Rows from a dataset
◇ ◇ ◇ ◇ ◇
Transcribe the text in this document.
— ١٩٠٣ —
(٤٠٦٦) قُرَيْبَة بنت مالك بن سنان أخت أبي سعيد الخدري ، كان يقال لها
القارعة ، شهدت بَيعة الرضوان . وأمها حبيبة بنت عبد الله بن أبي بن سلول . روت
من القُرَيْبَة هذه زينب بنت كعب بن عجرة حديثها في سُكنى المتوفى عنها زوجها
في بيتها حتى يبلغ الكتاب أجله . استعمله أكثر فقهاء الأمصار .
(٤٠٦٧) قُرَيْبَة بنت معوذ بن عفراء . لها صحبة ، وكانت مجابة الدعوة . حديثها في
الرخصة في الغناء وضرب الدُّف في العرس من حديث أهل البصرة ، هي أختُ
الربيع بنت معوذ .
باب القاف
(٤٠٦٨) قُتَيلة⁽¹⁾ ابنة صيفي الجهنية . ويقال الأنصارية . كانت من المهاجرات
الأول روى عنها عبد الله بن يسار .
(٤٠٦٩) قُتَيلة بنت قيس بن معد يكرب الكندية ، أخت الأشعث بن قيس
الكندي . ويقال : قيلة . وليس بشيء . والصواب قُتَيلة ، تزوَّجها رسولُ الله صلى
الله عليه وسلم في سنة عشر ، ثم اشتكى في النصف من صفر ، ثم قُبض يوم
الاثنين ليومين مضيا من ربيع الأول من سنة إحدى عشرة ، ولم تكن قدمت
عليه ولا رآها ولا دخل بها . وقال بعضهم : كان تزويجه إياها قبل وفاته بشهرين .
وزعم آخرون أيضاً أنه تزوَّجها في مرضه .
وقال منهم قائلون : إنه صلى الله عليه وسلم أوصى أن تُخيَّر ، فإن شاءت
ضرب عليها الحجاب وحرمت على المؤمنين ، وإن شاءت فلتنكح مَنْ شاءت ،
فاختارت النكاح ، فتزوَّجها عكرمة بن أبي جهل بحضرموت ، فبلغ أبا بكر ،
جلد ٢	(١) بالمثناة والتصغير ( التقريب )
◇ ◇ ◇ ◇ ◇
• **Task objective**
Reproduce the records word for word.

• **Correct response**
Transcribe the text in this document.
— ١٩٠٣ —
(٤٠٦٦) قُرَيْبَة بنت مالك بن سنان أخت أبي سعيد الخدري ، كان يقال لها
القارعة ، شهدت بَيعة الرضوان . وأمها حبيبة بنت عبد الله بن أبي بن سلول . روت
من القُرَيْبَة هذه زينب بنت كعب بن عجرة حديثها في سُكنى المتوفى عنها زوجها
في بيتها حتى يبلغ الكتاب أجله . استعمله أكثر فقهاء الأمصار .
(٤٠٦٧) قُرَيْبَة بنت معوذ بن عفراء . لها صحبة ، وكانت مجابة الدعوة . حديثها في
الرخصة في الغناء وضرب الدُّف في العرس من حديث أهل البصرة ، هي أختُ
الربيع بنت معوذ .
باب القاف
(٤٠٦٨) قُتَيلة⁽¹⁾ ابنة صيفي الجهنية . ويقال الأنصارية . كانت من المهاجرات
الأول روى عنها عبد الله بن يسار .
(٤٠٦٩) قُتَيلة بنت قيس بن معد يكرب الكندية ، أخت الأشعث بن قيس
الكندي . ويقال : قيلة . وليس بشيء . والصواب قُتَيلة ، تزوَّجها رسولُ الله صلى
الله عليه وسلم في سنة عشر ، ثم اشتكى في النصف من صفر ، ثم قُبض يوم
الاثنين ليومين مضيا من ربيع الأول من سنة إحدى عشرة ، ولم تكن قدمت
عليه ولا رآها ولا دخل بها . وقال بعضهم : كان تزويجه إياها قبل وفاته بشهرين .
وزعم آخرون أيضاً أنه تزوَّجها في مرضه .
وقال منهم قائلون : إنه صلى الله عليه وسلم أوصى أن تُخيَّر ، فإن شاءت
ضرب عليها الحجاب وحرمت على المؤمنين ، وإن شاءت فلتنكح مَنْ شاءت ،
فاختارت النكاح ، فتزوَّجها عكرمة بن أبي جهل بحضرموت ، فبلغ أبا بكر ،
جلد ٢	(١) بالمثناة والتصغير ( التقريب )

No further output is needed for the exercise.